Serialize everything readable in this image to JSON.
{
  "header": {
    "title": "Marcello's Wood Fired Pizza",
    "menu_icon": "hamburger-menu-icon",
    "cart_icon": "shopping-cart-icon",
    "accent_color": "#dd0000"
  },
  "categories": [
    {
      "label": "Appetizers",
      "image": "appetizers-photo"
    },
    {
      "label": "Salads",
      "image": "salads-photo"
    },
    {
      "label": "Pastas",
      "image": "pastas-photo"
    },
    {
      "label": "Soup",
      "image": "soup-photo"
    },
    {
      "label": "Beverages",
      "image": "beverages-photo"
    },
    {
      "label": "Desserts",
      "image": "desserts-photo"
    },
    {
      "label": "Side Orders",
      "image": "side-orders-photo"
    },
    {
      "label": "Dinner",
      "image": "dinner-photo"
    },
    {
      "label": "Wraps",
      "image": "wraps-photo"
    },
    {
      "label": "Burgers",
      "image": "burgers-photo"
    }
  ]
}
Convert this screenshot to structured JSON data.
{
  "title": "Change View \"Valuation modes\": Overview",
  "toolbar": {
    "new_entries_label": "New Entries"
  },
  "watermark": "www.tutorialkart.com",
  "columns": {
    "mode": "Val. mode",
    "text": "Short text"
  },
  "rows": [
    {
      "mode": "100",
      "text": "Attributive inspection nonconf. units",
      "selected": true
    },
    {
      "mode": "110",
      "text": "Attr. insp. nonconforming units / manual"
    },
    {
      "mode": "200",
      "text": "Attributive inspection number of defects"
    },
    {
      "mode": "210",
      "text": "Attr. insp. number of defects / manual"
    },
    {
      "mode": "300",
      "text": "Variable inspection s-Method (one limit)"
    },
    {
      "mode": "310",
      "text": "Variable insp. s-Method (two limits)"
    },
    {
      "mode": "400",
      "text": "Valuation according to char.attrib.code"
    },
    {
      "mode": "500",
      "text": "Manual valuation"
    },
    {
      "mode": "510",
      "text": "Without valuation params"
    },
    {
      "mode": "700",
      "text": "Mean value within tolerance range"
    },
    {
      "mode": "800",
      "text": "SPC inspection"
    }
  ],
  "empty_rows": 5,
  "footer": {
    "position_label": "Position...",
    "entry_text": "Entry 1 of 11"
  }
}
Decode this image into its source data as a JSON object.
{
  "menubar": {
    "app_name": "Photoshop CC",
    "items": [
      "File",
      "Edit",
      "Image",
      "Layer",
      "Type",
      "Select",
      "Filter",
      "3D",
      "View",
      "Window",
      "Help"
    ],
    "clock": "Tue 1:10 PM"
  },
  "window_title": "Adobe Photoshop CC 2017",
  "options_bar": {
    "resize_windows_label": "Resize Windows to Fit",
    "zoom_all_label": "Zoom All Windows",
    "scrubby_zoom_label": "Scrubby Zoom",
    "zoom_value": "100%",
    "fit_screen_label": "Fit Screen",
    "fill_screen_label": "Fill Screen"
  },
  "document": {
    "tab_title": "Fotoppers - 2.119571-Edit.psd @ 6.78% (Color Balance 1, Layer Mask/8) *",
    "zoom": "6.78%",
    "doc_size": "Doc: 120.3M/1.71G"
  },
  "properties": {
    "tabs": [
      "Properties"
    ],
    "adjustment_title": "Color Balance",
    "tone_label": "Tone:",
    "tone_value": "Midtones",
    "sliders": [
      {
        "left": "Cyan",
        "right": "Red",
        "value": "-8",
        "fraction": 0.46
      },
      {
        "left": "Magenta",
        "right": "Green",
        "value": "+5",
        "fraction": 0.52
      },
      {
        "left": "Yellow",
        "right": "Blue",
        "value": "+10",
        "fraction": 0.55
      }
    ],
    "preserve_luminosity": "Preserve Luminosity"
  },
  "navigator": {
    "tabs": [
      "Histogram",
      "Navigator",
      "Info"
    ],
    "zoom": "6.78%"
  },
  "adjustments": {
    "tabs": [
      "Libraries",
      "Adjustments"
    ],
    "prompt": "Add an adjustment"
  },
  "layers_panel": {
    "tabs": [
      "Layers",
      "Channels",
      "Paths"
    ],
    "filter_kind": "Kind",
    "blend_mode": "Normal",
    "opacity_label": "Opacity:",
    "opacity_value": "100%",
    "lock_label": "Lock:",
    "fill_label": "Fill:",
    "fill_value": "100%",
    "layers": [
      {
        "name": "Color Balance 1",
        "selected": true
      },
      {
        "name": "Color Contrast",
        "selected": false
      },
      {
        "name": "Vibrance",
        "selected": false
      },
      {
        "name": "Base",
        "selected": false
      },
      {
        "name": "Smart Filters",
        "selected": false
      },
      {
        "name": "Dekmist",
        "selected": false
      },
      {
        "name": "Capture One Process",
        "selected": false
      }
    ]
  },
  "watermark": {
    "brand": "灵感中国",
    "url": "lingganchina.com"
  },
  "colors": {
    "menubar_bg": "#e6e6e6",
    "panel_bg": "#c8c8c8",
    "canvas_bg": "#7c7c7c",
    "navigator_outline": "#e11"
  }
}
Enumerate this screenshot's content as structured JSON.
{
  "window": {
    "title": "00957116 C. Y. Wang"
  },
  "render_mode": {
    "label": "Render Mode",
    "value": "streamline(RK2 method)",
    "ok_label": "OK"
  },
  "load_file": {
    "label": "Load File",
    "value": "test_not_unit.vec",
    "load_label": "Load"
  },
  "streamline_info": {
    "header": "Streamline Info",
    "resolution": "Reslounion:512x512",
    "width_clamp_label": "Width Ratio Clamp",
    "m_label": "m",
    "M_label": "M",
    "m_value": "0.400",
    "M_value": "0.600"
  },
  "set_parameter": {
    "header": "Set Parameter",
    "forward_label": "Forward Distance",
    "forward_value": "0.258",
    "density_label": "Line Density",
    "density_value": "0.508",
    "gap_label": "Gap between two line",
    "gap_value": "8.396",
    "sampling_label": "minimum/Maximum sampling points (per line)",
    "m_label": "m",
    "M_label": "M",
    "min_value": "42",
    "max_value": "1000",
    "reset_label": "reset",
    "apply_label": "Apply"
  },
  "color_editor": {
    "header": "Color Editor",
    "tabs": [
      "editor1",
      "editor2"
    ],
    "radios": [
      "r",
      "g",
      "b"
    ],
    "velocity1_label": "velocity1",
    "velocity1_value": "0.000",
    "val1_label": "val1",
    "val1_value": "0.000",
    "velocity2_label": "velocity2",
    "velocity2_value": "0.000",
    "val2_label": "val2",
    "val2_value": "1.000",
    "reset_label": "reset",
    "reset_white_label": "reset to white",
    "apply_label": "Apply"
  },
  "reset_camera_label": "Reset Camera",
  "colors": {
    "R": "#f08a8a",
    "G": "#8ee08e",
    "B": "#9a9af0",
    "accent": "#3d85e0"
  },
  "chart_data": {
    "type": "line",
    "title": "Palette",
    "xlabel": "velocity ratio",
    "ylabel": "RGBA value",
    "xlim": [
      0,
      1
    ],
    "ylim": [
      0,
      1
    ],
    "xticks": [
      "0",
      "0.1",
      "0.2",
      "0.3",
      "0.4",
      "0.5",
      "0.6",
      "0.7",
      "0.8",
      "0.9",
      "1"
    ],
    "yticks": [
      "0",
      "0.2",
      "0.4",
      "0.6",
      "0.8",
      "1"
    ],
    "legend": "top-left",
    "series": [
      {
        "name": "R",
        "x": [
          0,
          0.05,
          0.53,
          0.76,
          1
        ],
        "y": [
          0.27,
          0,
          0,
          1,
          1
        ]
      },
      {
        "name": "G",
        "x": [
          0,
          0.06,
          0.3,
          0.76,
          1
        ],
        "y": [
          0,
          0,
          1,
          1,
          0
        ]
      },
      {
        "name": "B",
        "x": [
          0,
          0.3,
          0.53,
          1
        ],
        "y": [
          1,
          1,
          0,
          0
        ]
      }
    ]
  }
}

* [The task] Set all of the entries down again, exactly as they were given.

* [Right answer]
Serialize everything readable in this image to JSON.
{
  "header": {
    "title": "Marcello's Wood Fired Pizza",
    "menu_icon": "hamburger-menu-icon",
    "cart_icon": "shopping-cart-icon",
    "accent_color": "#dd0000"
  },
  "categories": [
    {
      "label": "Appetizers",
      "image": "appetizers-photo"
    },
    {
      "label": "Salads",
      "image": "salads-photo"
    },
    {
      "label": "Pastas",
      "image": "pastas-photo"
    },
    {
      "label": "Soup",
      "image": "soup-photo"
    },
    {
      "label": "Beverages",
      "image": "beverages-photo"
    },
    {
      "label": "Desserts",
      "image": "desserts-photo"
    },
    {
      "label": "Side Orders",
      "image": "side-orders-photo"
    },
    {
      "label": "Dinner",
      "image": "dinner-photo"
    },
    {
      "label": "Wraps",
      "image": "wraps-photo"
    },
    {
      "label": "Burgers",
      "image": "burgers-photo"
    }
  ]
}
Convert this screenshot to structured JSON data.
{
  "title": "Change View \"Valuation modes\": Overview",
  "toolbar": {
    "new_entries_label": "New Entries"
  },
  "watermark": "www.tutorialkart.com",
  "columns": {
    "mode": "Val. mode",
    "text": "Short text"
  },
  "rows": [
    {
      "mode": "100",
      "text": "Attributive inspection nonconf. units",
      "selected": true
    },
    {
      "mode": "110",
      "text": "Attr. insp. nonconforming units / manual"
    },
    {
      "mode": "200",
      "text": "Attributive inspection number of defects"
    },
    {
      "mode": "210",
      "text": "Attr. insp. number of defects / manual"
    },
    {
      "mode": "300",
      "text": "Variable inspection s-Method (one limit)"
    },
    {
      "mode": "310",
      "text": "Variable insp. s-Method (two limits)"
    },
    {
      "mode": "400",
      "text": "Valuation according to char.attrib.code"
    },
    {
      "mode": "500",
      "text": "Manual valuation"
    },
    {
      "mode": "510",
      "text": "Without valuation params"
    },
    {
      "mode": "700",
      "text": "Mean value within tolerance range"
    },
    {
      "mode": "800",
      "text": "SPC inspection"
    }
  ],
  "empty_rows": 5,
  "footer": {
    "position_label": "Position...",
    "entry_text": "Entry 1 of 11"
  }
}
Decode this image into its source data as a JSON object.
{
  "menubar": {
    "app_name": "Photoshop CC",
    "items": [
      "File",
      "Edit",
      "Image",
      "Layer",
      "Type",
      "Select",
      "Filter",
      "3D",
      "View",
      "Window",
      "Help"
    ],
    "clock": "Tue 1:10 PM"
  },
  "window_title": "Adobe Photoshop CC 2017",
  "options_bar": {
    "resize_windows_label": "Resize Windows to Fit",
    "zoom_all_label": "Zoom All Windows",
    "scrubby_zoom_label": "Scrubby Zoom",
    "zoom_value": "100%",
    "fit_screen_label": "Fit Screen",
    "fill_screen_label": "Fill Screen"
  },
  "document": {
    "tab_title": "Fotoppers - 2.119571-Edit.psd @ 6.78% (Color Balance 1, Layer Mask/8) *",
    "zoom": "6.78%",
    "doc_size": "Doc: 120.3M/1.71G"
  },
  "properties": {
    "tabs": [
      "Properties"
    ],
    "adjustment_title": "Color Balance",
    "tone_label": "Tone:",
    "tone_value": "Midtones",
    "sliders": [
      {
        "left": "Cyan",
        "right": "Red",
        "value": "-8",
        "fraction": 0.46
      },
      {
        "left": "Magenta",
        "right": "Green",
        "value": "+5",
        "fraction": 0.52
      },
      {
        "left": "Yellow",
        "right": "Blue",
        "value": "+10",
        "fraction": 0.55
      }
    ],
    "preserve_luminosity": "Preserve Luminosity"
  },
  "navigator": {
    "tabs": [
      "Histogram",
      "Navigator",
      "Info"
    ],
    "zoom": "6.78%"
  },
  "adjustments": {
    "tabs": [
      "Libraries",
      "Adjustments"
    ],
    "prompt": "Add an adjustment"
  },
  "layers_panel": {
    "tabs": [
      "Layers",
      "Channels",
      "Paths"
    ],
    "filter_kind": "Kind",
    "blend_mode": "Normal",
    "opacity_label": "Opacity:",
    "opacity_value": "100%",
    "lock_label": "Lock:",
    "fill_label": "Fill:",
    "fill_value": "100%",
    "layers": [
      {
        "name": "Color Balance 1",
        "selected": true
      },
      {
        "name": "Color Contrast",
        "selected": false
      },
      {
        "name": "Vibrance",
        "selected": false
      },
      {
        "name": "Base",
        "selected": false
      },
      {
        "name": "Smart Filters",
        "selected": false
      },
      {
        "name": "Dekmist",
        "selected": false
      },
      {
        "name": "Capture One Process",
        "selected": false
      }
    ]
  },
  "watermark": {
    "brand": "灵感中国",
    "url": "lingganchina.com"
  },
  "colors": {
    "menubar_bg": "#e6e6e6",
    "panel_bg": "#c8c8c8",
    "canvas_bg": "#7c7c7c",
    "navigator_outline": "#e11"
  }
}
Enumerate this screenshot's content as structured JSON.
{
  "window": {
    "title": "00957116 C. Y. Wang"
  },
  "render_mode": {
    "label": "Render Mode",
    "value": "streamline(RK2 method)",
    "ok_label": "OK"
  },
  "load_file": {
    "label": "Load File",
    "value": "test_not_unit.vec",
    "load_label": "Load"
  },
  "streamline_info": {
    "header": "Streamline Info",
    "resolution": "Reslounion:512x512",
    "width_clamp_label": "Width Ratio Clamp",
    "m_label": "m",
    "M_label": "M",
    "m_value": "0.400",
    "M_value": "0.600"
  },
  "set_parameter": {
    "header": "Set Parameter",
    "forward_label": "Forward Distance",
    "forward_value": "0.258",
    "density_label": "Line Density",
    "density_value": "0.508",
    "gap_label": "Gap between two line",
    "gap_value": "8.396",
    "sampling_label": "minimum/Maximum sampling points (per line)",
    "m_label": "m",
    "M_label": "M",
    "min_value": "42",
    "max_value": "1000",
    "reset_label": "reset",
    "apply_label": "Apply"
  },
  "color_editor": {
    "header": "Color Editor",
    "tabs": [
      "editor1",
      "editor2"
    ],
    "radios": [
      "r",
      "g",
      "b"
    ],
    "velocity1_label": "velocity1",
    "velocity1_value": "0.000",
    "val1_label": "val1",
    "val1_value": "0.000",
    "velocity2_label": "velocity2",
    "velocity2_value": "0.000",
    "val2_label": "val2",
    "val2_value": "1.000",
    "reset_label": "reset",
    "reset_white_label": "reset to white",
    "apply_label": "Apply"
  },
  "reset_camera_label": "Reset Camera",
  "colors": {
    "R": "#f08a8a",
    "G": "#8ee08e",
    "B": "#9a9af0",
    "accent": "#3d85e0"
  },
  "chart_data": {
    "type": "line",
    "title": "Palette",
    "xlabel": "velocity ratio",
    "ylabel": "RGBA value",
    "xlim": [
      0,
      1
    ],
    "ylim": [
      0,
      1
    ],
    "xticks": [
      "0",
      "0.1",
      "0.2",
      "0.3",
      "0.4",
      "0.5",
      "0.6",
      "0.7",
      "0.8",
      "0.9",
      "1"
    ],
    "yticks": [
      "0",
      "0.2",
      "0.4",
      "0.6",
      "0.8",
      "1"
    ],
    "legend": "top-left",
    "series": [
      {
        "name": "R",
        "x": [
          0,
          0.05,
          0.53,
          0.76,
          1
        ],
        "y": [
          0.27,
          0,
          0,
          1,
          1
        ]
      },
      {
        "name": "G",
        "x": [
          0,
          0.06,
          0.3,
          0.76,
          1
        ],
        "y": [
          0,
          0,
          1,
          1,
          0
        ]
      },
      {
        "name": "B",
        "x": [
          0,
          0.3,
          0.53,
          1
        ],
        "y": [
          1,
          1,
          0,
          0
        ]
      }
    ]
  }
}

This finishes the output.